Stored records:
===============

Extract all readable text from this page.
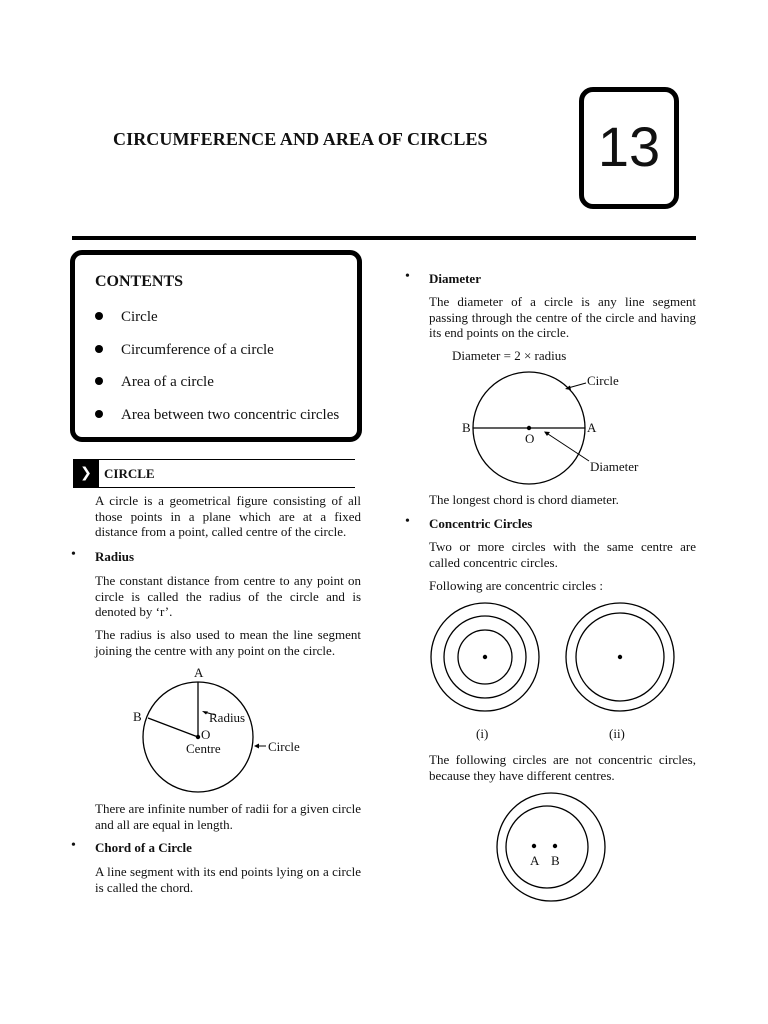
CIRCUMFERENCE AND AREA OF CIRCLES 13
CONTENTS
Circle
Circumference of a circle
Area of a circle
Area between two concentric circles
❯ CIRCLE
A circle is a geometrical figure consisting of all those points in a plane which are at a fixed distance from a point, called centre of the circle.
• Radius
The constant distance from centre to any point on circle is called the radius of the circle and is denoted by ‘r’.
The radius is also used to mean the line segment joining the centre with any point on the circle.
A
B
O
Radius
Centre	Circle
There are infinite number of radii for a given circle and all are equal in length.
• Chord of a Circle
A line segment with its end points lying on a circle is called the chord.
• Diameter
The diameter of a circle is any line segment passing through the centre of the circle and having its end points on the circle.
Diameter = 2 × radius
Circle
B	A
O
Diameter
The longest chord is chord diameter.
• Concentric Circles
Two or more circles with the same centre are called concentric circles.
Following are concentric circles :
(i)	(ii)
The following circles are not concentric circles, because they have different centres.
A B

===============

• **WORK TO DO**
Which lines hold the string "distance"? Copy all of them from the data above.

• **FINAL ANSWER**
A circle is a geometrical figure consisting of all those points in a plane which are at a fixed distance from a point, called centre of the circle.
The constant distance from centre to any point on circle is called the radius of the circle and is denoted by ‘r’.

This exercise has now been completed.